Task to complete
Return a copy of each line that holds the string "what".

Data excerpts
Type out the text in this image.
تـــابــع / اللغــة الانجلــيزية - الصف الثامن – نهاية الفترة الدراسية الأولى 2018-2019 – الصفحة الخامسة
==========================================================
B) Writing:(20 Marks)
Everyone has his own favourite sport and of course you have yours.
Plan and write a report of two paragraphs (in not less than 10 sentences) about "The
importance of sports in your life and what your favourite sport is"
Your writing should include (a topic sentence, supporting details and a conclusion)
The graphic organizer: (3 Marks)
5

...

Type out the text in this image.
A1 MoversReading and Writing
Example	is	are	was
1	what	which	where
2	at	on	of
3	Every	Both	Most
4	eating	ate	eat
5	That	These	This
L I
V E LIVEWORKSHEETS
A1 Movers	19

Result
importance of sports in your life and what your favourite sport is"
1	what	which	where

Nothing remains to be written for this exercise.